(Data listing)
- - - - -
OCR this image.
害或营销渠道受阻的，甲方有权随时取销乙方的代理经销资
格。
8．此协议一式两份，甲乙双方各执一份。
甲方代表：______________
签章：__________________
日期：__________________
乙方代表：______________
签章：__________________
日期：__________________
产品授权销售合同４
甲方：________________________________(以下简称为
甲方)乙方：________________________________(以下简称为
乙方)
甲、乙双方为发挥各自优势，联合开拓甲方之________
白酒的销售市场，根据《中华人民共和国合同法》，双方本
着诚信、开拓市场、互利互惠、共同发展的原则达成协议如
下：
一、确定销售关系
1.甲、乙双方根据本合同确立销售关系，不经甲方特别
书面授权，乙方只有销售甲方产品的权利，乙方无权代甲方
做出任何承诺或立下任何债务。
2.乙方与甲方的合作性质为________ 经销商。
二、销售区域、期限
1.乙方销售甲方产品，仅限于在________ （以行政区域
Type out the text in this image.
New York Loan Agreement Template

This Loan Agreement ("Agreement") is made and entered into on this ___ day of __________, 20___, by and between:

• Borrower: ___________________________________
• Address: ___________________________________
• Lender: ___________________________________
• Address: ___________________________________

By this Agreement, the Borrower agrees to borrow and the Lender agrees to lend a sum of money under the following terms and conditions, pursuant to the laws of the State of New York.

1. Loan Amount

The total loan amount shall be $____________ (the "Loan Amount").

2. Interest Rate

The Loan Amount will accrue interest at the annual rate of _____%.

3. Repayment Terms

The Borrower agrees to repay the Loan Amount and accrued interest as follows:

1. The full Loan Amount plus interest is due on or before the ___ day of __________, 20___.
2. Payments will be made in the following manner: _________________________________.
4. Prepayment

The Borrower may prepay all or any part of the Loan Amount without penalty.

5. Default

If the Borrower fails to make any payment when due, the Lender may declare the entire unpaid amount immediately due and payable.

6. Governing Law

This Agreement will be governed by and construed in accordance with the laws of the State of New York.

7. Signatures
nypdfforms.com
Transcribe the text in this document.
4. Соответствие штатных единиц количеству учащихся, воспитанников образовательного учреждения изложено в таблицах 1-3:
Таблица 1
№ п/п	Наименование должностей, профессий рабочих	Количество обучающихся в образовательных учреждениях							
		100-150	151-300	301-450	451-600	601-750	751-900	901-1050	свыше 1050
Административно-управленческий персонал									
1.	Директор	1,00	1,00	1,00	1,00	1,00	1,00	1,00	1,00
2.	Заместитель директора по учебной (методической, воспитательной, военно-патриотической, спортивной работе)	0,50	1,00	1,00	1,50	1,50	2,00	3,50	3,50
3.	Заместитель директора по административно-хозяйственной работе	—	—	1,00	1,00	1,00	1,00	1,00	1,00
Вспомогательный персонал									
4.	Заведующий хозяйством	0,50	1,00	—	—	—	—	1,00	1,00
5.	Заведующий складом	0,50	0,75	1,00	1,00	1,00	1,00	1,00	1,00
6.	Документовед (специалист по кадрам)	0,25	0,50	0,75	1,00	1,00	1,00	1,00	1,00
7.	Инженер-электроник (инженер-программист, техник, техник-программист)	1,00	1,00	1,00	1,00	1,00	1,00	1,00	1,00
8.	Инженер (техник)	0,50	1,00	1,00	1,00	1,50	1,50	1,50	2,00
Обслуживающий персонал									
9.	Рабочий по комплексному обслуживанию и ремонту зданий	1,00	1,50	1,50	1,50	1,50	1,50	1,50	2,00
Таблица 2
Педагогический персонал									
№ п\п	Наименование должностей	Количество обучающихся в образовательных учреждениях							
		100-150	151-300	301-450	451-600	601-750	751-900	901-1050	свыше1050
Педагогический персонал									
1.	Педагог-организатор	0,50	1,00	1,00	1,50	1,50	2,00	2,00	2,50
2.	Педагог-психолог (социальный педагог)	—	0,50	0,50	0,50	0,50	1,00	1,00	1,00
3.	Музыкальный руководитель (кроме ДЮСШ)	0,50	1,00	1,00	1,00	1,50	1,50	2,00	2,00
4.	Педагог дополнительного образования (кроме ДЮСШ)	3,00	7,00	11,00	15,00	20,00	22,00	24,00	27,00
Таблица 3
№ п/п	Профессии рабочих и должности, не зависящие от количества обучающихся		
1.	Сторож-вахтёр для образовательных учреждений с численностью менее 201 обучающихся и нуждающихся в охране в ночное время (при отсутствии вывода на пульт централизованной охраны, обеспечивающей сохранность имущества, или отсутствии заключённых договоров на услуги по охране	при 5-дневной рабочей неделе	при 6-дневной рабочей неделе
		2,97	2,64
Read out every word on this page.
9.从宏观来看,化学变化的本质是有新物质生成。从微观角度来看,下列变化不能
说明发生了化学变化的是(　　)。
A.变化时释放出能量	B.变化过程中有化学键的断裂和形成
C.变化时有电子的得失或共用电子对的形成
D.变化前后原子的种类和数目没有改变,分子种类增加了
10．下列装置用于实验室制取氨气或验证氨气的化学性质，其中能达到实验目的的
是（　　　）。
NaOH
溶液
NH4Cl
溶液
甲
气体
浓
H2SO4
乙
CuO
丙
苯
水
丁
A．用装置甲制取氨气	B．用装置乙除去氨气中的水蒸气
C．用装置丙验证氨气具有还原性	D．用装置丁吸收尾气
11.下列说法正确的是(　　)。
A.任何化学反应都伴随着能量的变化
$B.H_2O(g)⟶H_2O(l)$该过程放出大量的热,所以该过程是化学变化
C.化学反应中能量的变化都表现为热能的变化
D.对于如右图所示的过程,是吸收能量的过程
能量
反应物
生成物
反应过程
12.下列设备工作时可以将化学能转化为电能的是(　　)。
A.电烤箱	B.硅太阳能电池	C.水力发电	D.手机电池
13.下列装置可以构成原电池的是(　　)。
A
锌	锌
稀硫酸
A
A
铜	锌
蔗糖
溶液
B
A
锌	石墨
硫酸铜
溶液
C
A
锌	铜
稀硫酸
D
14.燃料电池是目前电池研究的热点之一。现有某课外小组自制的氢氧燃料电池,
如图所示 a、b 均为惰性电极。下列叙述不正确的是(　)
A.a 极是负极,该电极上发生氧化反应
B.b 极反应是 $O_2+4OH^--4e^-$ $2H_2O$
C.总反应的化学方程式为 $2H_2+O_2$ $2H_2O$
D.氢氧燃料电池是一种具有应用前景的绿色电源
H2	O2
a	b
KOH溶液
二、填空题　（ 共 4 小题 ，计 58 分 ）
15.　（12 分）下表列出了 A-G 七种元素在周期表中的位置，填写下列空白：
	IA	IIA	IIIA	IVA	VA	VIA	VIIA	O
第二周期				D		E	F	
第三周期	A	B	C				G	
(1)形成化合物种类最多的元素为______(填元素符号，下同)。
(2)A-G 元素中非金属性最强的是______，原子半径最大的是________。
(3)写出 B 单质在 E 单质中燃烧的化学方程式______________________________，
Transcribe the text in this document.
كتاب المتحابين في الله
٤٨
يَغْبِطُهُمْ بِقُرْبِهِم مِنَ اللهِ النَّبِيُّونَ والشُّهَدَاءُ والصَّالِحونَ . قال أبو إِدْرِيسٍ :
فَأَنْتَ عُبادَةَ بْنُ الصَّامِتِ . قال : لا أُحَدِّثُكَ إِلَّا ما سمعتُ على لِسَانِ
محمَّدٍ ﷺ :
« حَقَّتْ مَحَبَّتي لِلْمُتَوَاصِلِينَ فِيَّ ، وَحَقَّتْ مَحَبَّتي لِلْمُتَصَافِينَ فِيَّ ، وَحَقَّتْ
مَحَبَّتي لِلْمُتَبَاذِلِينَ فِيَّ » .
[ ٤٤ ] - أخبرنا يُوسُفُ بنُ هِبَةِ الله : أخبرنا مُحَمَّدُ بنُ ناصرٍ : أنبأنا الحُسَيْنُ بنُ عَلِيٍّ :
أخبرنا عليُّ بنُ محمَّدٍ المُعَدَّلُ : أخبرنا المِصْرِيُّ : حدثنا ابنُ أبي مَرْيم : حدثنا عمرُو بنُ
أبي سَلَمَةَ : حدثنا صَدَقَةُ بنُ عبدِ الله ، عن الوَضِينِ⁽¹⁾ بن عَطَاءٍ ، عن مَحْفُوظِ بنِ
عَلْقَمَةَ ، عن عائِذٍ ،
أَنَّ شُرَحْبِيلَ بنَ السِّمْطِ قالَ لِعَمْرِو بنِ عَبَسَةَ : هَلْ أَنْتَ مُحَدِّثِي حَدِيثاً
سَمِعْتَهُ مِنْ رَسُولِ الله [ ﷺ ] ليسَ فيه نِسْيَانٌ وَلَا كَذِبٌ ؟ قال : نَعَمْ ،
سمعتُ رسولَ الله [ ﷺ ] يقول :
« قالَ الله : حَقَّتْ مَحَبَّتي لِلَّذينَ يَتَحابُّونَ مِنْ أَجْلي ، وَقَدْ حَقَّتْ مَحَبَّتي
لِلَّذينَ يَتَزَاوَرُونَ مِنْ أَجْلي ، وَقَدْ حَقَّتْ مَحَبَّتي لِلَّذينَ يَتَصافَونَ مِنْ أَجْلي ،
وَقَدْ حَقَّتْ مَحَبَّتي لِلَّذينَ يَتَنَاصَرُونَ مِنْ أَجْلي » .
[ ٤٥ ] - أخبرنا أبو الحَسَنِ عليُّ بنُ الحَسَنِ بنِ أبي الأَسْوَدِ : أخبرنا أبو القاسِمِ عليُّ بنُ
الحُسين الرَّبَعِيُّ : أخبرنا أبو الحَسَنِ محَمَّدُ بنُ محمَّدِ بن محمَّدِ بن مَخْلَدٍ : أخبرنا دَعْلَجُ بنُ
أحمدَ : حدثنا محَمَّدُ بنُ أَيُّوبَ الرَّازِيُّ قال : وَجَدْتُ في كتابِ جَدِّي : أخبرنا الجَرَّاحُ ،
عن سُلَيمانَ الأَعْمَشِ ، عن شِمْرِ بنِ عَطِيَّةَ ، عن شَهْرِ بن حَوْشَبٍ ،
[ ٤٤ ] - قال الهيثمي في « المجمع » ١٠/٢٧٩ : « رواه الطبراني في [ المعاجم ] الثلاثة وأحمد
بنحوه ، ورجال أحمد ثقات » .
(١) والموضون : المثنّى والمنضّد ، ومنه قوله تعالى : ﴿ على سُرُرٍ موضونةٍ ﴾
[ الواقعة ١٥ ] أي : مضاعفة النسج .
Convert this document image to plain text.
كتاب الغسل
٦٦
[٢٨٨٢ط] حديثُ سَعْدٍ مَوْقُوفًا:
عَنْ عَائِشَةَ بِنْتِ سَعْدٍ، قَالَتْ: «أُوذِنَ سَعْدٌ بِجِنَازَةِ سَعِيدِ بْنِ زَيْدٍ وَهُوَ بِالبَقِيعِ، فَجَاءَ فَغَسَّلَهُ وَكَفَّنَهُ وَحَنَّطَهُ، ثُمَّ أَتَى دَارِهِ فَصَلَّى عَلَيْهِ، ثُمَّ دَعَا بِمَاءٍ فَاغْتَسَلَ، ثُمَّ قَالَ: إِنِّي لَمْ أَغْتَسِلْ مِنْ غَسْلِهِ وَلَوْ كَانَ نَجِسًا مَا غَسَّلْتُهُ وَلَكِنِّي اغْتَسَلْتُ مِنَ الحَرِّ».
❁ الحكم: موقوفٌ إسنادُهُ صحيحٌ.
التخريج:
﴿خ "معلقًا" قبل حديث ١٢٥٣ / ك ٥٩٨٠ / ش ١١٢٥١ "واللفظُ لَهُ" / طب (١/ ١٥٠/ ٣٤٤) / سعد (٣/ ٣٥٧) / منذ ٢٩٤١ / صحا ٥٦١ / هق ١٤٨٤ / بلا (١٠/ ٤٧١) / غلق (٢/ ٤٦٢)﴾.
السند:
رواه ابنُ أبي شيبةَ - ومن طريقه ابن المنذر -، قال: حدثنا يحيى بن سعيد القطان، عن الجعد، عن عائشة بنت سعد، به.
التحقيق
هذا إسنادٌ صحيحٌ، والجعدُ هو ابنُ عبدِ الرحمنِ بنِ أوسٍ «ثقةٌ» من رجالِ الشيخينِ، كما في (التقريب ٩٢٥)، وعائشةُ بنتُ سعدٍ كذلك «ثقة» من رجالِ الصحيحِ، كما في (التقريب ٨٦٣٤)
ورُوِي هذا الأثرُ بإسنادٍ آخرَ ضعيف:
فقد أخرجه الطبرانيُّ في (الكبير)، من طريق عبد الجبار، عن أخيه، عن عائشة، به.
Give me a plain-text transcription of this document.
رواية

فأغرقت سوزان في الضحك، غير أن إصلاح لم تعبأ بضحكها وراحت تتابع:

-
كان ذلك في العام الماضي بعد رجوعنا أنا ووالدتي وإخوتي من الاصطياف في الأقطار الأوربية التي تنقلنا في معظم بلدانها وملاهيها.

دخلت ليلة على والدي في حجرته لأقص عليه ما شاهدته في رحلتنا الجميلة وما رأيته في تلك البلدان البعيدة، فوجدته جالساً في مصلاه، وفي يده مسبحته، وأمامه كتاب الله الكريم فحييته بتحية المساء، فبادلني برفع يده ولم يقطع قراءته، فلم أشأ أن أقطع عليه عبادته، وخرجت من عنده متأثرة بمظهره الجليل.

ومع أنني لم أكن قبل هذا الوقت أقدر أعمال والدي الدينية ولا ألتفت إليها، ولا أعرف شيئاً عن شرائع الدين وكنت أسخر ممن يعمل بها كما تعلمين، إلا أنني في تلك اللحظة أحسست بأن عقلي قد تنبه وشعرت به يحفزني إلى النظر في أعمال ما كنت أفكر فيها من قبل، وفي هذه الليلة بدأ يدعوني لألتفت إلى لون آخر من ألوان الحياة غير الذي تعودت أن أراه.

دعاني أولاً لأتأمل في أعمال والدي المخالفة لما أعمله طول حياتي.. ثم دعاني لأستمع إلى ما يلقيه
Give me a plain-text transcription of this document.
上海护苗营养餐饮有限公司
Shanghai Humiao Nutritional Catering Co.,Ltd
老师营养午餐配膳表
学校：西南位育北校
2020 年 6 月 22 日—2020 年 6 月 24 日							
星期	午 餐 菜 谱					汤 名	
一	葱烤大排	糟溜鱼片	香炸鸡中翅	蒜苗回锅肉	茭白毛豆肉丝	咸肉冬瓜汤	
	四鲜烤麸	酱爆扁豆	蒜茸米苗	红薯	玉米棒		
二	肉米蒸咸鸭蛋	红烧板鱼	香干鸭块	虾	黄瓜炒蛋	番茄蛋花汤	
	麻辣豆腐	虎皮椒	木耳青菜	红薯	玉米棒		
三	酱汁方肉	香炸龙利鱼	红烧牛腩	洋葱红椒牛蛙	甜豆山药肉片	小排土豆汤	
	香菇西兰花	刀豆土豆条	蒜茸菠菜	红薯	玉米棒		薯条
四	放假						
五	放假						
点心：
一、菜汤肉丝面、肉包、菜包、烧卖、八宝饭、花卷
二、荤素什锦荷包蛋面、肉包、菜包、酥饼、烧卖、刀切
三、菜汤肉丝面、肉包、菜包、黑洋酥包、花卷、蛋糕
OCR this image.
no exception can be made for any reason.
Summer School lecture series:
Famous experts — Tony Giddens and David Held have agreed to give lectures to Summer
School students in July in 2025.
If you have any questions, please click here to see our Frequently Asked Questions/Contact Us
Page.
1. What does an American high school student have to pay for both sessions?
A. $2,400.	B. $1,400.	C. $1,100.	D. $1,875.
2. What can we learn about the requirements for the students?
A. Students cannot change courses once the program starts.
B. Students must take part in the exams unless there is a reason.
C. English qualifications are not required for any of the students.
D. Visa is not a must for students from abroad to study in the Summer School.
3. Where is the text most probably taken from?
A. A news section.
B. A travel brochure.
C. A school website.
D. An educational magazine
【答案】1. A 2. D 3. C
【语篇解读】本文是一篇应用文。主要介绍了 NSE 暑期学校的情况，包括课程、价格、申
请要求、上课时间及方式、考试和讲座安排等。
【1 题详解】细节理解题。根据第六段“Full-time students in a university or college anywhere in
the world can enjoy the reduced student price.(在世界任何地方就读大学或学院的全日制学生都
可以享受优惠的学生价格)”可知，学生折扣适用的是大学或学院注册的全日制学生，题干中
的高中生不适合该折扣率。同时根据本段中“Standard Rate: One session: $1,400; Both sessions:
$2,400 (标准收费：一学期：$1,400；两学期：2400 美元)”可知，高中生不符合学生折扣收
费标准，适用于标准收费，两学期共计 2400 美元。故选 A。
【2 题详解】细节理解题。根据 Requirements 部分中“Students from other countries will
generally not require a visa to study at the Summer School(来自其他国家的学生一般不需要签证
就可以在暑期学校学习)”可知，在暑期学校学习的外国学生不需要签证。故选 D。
- - - - -
From the data, collect all lines where the string "image" appears.

OCR this image.
Type out the text in this image.
Convert this document image to plain text.
OCR this image.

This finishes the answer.